%%

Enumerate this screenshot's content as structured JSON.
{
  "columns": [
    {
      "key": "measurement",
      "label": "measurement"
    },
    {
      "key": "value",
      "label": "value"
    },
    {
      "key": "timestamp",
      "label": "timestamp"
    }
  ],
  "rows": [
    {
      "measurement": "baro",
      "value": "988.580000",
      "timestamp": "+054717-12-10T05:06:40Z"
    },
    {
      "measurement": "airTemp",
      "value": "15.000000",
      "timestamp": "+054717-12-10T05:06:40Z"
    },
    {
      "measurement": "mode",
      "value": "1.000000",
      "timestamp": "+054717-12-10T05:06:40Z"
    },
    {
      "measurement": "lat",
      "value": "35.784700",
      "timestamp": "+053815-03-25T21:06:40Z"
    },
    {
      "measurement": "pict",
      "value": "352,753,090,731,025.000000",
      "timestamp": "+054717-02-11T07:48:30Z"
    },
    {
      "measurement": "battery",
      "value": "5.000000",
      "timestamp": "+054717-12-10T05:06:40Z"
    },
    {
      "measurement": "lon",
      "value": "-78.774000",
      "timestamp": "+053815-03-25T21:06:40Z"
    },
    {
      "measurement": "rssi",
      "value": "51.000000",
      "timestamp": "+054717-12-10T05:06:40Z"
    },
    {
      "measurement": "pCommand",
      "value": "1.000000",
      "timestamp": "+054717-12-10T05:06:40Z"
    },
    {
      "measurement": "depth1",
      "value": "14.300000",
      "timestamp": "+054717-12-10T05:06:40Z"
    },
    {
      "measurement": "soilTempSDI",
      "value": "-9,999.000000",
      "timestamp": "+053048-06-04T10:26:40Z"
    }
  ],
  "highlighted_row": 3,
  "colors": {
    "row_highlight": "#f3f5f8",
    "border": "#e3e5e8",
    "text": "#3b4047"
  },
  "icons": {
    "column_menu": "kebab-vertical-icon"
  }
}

%%

## Stated exercise
Scan the material above for the word "label". Copy each line where it occurs.

## The result
      "label": "measurement"
      "label": "value"
      "label": "timestamp"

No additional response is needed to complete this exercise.